■ WRITTEN EXERCISE
Each line containing the word "Insert" should be found and copied.

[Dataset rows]
■ ■ ■ ■
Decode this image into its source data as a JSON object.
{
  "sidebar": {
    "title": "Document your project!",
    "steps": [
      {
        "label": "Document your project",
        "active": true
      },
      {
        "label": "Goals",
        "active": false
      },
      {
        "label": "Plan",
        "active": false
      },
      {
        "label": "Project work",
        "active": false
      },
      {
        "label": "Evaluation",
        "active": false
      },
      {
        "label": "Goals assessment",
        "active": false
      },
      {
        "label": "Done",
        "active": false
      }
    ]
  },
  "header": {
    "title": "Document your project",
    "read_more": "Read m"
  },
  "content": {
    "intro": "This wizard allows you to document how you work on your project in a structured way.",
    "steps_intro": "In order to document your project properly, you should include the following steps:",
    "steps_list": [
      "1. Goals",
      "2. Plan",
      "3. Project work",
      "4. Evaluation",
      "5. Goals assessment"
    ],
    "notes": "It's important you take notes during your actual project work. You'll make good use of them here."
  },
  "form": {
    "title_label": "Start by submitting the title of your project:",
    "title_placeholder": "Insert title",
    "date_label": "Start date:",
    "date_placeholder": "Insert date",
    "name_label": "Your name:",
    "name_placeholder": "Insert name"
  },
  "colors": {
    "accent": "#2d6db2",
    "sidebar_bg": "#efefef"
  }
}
■ ■ ■ ■
■ TASK RESPONSE
    "title_placeholder": "Insert title",
    "date_placeholder": "Insert date",
    "name_placeholder": "Insert name"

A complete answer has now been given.